[START OF Stored rows]

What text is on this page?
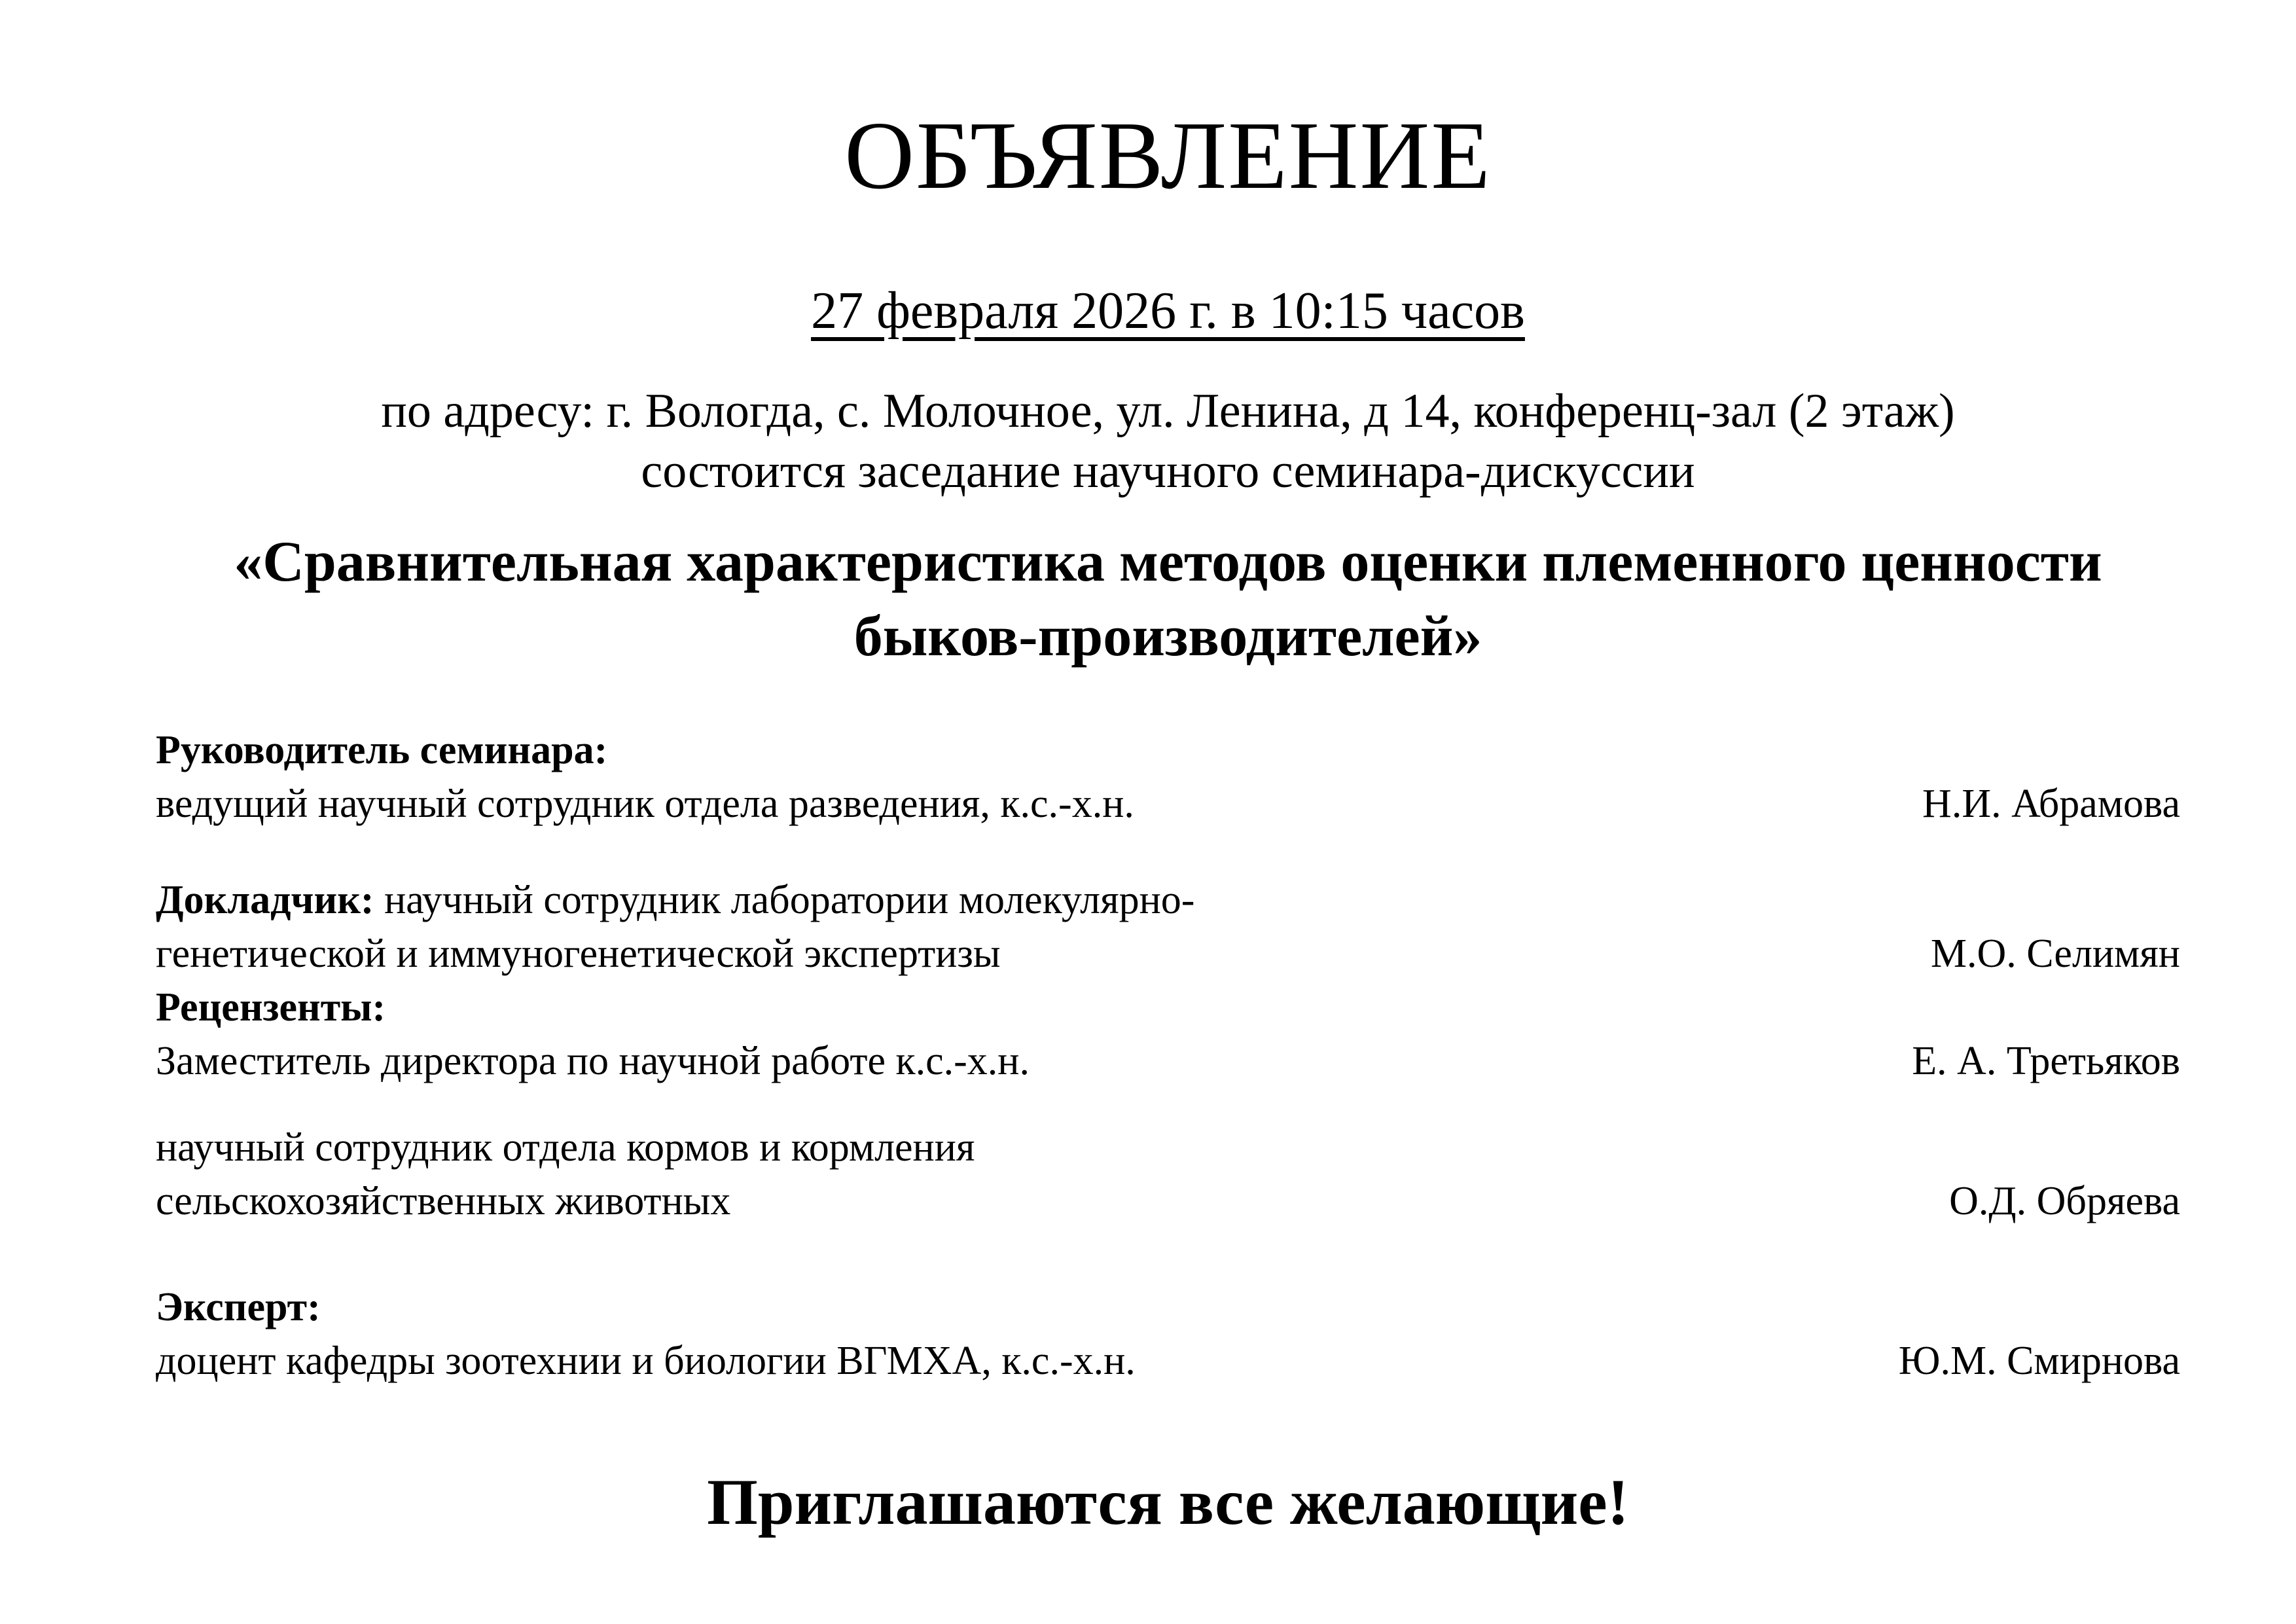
ОБЪЯВЛЕНИЕ
27 февраля 2026 г. в 10:15 часов
по адресу: г. Вологда, с. Молочное, ул. Ленина, д 14, конференц-зал (2 этаж)
состоится заседание научного семинара-дискуссии
«Сравнительная характеристика методов оценки племенного ценности
быков-производителей»
Руководитель семинара:
ведущий научный сотрудник отдела разведения, к.с.-х.н.	Н.И. Абрамова
Докладчик: научный сотрудник лаборатории молекулярно-
генетической и иммуногенетической экспертизы	М.О. Селимян
Рецензенты:
Заместитель директора по научной работе к.с.-х.н.	Е. А. Третьяков
научный сотрудник отдела кормов и кормления
сельскохозяйственных животных	О.Д. Обряева
Эксперт:
доцент кафедры зоотехнии и биологии ВГМХА, к.с.-х.н.	Ю.М. Смирнова
Приглашаются все желающие!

[END OF Stored rows]

Given task:
Reproduce every record above exactly, but leave out the pictures.

Output of the exercise:
What text is on this page?
ОБЪЯВЛЕНИЕ
27 февраля 2026 г. в 10:15 часов
по адресу: г. Вологда, с. Молочное, ул. Ленина, д 14, конференц-зал (2 этаж)
состоится заседание научного семинара-дискуссии
«Сравнительная характеристика методов оценки племенного ценности
быков-производителей»
Руководитель семинара:
ведущий научный сотрудник отдела разведения, к.с.-х.н.	Н.И. Абрамова
Докладчик: научный сотрудник лаборатории молекулярно-
генетической и иммуногенетической экспертизы	М.О. Селимян
Рецензенты:
Заместитель директора по научной работе к.с.-х.н.	Е. А. Третьяков
научный сотрудник отдела кормов и кормления
сельскохозяйственных животных	О.Д. Обряева
Эксперт:
доцент кафедры зоотехнии и биологии ВГМХА, к.с.-х.н.	Ю.М. Смирнова
Приглашаются все желающие!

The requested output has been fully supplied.